(Dataset records)
****
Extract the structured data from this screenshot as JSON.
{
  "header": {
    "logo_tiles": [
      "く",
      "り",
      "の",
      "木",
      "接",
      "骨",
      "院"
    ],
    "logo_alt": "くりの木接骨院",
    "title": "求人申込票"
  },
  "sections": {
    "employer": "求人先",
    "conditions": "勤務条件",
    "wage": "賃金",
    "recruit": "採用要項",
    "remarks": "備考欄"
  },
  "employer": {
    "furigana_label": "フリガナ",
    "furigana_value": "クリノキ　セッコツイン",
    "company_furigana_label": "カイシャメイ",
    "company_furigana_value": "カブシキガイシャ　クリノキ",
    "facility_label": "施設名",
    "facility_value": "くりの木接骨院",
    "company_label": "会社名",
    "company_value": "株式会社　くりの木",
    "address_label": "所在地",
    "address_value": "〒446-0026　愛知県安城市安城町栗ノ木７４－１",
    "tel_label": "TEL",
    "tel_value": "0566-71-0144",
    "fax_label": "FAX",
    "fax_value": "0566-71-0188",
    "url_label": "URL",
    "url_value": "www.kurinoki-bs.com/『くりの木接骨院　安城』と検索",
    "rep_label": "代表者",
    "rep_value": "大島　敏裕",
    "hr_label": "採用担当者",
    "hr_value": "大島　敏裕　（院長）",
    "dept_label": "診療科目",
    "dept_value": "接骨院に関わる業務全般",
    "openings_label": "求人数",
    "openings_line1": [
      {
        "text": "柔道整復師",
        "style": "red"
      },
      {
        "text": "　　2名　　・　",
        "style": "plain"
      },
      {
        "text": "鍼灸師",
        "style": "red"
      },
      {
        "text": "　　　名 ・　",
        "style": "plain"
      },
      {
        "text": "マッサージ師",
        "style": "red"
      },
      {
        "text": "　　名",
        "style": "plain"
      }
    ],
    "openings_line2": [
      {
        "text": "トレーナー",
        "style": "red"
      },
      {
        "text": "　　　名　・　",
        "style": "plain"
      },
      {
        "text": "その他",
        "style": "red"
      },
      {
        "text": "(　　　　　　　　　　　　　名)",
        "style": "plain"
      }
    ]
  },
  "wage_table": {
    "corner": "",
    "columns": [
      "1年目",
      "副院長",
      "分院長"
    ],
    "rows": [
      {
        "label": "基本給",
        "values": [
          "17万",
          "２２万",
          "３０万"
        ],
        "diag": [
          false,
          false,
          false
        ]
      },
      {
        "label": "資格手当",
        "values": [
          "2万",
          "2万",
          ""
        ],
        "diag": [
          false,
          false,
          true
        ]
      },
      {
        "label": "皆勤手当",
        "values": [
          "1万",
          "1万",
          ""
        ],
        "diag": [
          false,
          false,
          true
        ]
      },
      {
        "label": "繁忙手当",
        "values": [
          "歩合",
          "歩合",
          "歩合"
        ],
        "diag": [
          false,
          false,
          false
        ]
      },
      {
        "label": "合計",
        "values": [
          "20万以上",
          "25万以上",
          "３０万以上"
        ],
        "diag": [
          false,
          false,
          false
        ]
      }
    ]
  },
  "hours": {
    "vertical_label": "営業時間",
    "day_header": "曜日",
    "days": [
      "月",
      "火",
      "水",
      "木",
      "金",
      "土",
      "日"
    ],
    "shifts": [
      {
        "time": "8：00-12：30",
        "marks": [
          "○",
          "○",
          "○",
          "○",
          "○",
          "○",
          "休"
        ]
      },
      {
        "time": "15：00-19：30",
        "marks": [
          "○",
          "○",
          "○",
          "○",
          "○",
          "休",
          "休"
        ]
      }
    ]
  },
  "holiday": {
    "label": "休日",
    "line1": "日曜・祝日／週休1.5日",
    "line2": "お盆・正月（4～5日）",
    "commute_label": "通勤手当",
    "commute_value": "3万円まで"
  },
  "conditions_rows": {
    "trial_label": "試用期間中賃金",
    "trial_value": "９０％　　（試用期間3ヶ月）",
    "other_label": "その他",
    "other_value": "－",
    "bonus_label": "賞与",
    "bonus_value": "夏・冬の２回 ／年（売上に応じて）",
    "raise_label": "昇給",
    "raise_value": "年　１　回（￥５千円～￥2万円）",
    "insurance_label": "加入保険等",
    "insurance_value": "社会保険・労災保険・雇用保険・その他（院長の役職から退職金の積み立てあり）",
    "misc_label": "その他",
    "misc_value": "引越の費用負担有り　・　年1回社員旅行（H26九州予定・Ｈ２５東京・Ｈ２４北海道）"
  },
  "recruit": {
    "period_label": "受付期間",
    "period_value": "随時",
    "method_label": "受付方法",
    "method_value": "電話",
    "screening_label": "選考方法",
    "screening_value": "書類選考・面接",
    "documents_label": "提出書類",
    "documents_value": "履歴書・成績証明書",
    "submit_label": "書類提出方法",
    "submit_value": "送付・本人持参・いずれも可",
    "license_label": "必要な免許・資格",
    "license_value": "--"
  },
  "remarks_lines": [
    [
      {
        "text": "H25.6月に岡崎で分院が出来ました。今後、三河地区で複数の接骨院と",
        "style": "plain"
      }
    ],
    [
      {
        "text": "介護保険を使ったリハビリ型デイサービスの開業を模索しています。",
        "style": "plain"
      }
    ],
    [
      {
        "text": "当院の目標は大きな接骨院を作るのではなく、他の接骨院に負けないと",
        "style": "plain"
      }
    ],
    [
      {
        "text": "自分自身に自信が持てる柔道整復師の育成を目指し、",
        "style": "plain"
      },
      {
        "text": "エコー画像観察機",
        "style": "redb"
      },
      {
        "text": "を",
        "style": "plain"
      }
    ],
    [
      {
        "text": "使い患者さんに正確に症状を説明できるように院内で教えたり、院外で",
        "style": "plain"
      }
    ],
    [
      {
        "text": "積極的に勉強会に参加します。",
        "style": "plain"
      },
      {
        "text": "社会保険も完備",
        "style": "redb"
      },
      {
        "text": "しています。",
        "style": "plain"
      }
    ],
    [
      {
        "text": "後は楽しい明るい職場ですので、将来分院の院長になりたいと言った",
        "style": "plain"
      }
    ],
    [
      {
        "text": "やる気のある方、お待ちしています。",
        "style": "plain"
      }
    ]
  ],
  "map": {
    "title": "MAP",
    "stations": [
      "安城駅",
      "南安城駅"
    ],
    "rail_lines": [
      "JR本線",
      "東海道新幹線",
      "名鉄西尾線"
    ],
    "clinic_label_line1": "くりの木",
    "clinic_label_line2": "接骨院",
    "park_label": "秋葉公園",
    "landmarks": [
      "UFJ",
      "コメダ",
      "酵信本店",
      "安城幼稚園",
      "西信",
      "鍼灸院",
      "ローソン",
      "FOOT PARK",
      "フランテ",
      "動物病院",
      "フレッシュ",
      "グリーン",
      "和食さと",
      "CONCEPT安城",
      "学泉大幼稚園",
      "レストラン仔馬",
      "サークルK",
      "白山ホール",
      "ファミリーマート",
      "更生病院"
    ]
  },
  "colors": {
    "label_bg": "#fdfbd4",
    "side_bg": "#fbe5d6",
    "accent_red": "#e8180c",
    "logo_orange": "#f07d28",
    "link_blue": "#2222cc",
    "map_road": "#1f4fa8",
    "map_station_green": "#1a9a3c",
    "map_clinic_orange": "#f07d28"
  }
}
****
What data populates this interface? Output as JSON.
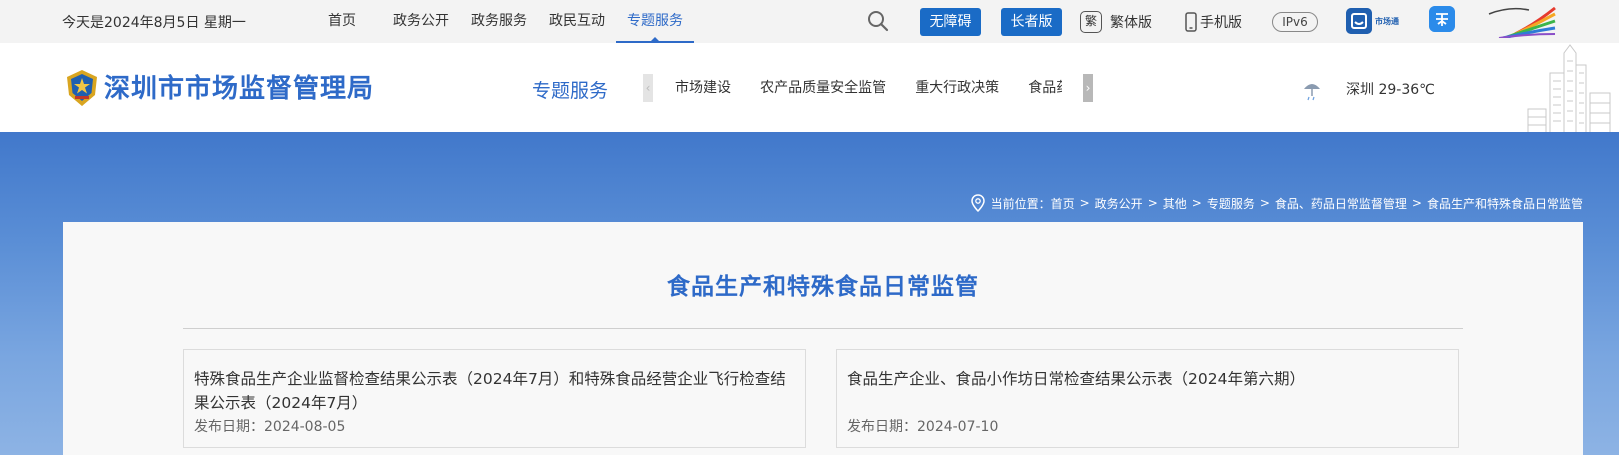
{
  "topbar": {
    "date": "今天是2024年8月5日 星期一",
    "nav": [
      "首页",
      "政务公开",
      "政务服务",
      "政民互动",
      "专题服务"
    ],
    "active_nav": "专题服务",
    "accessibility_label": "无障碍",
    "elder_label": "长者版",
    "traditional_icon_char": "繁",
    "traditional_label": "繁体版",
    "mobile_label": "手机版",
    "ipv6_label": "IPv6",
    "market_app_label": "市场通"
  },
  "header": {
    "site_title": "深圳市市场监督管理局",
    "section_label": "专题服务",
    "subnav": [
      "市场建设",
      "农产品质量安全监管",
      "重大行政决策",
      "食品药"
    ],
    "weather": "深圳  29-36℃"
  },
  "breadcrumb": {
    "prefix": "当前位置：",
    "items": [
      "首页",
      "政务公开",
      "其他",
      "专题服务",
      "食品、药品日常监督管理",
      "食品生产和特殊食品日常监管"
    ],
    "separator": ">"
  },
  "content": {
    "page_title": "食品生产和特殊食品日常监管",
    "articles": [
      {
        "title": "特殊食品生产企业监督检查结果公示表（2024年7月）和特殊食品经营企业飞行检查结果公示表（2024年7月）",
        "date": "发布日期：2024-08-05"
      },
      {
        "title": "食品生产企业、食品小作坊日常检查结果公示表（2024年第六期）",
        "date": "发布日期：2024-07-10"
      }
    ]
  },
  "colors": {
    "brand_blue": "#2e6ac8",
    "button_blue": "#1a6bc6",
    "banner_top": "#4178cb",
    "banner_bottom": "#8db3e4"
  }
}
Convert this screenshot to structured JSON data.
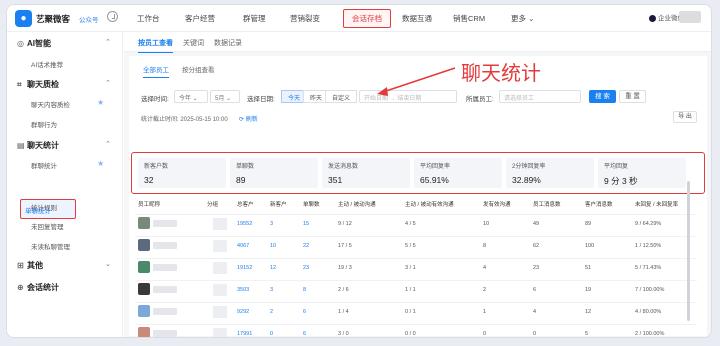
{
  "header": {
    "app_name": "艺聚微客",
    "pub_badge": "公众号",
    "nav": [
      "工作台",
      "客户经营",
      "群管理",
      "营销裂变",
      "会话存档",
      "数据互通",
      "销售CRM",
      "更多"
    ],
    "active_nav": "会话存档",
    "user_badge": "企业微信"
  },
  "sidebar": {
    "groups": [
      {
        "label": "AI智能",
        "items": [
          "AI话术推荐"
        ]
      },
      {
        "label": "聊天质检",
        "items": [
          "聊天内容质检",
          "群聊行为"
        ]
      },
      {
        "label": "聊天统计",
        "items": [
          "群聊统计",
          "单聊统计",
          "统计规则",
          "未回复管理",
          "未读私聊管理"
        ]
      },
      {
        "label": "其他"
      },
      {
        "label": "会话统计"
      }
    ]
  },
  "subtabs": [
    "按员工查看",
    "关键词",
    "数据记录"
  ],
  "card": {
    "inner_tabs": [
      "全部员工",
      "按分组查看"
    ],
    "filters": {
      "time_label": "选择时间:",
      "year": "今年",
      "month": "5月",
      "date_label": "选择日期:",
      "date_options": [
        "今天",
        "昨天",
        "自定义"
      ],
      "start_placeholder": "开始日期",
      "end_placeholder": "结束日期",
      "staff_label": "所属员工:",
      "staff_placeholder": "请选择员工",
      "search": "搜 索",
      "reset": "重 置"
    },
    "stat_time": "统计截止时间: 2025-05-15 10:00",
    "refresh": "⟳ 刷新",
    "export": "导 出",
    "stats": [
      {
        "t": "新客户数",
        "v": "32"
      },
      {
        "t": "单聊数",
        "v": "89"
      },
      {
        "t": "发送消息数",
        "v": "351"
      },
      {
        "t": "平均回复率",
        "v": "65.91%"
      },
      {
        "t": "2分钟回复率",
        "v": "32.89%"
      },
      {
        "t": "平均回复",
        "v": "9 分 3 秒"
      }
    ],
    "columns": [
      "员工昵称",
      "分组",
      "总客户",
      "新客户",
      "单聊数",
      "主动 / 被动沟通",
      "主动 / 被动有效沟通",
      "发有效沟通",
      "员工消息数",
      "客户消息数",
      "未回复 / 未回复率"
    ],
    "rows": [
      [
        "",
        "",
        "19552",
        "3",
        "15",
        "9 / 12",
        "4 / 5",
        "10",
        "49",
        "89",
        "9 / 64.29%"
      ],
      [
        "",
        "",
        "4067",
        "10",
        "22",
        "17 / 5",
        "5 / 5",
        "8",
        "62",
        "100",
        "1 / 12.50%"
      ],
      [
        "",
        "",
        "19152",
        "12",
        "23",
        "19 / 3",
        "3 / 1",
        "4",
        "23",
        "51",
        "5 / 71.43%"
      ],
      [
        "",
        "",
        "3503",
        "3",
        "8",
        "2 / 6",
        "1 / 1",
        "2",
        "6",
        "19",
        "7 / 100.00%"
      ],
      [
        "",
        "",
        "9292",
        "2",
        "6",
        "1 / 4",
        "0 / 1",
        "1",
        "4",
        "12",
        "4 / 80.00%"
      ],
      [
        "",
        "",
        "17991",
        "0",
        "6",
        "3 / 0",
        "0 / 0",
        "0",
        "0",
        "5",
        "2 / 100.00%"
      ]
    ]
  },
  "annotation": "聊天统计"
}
****
*Stated goal*
Gather up every line in the data above that contains the word "くりの木接骨院", copying each one.

*Exercise output*
    "logo_alt": "くりの木接骨院",
    "facility_value": "くりの木接骨院",
    "url_value": "www.kurinoki-bs.com/『くりの木接骨院　安城』と検索",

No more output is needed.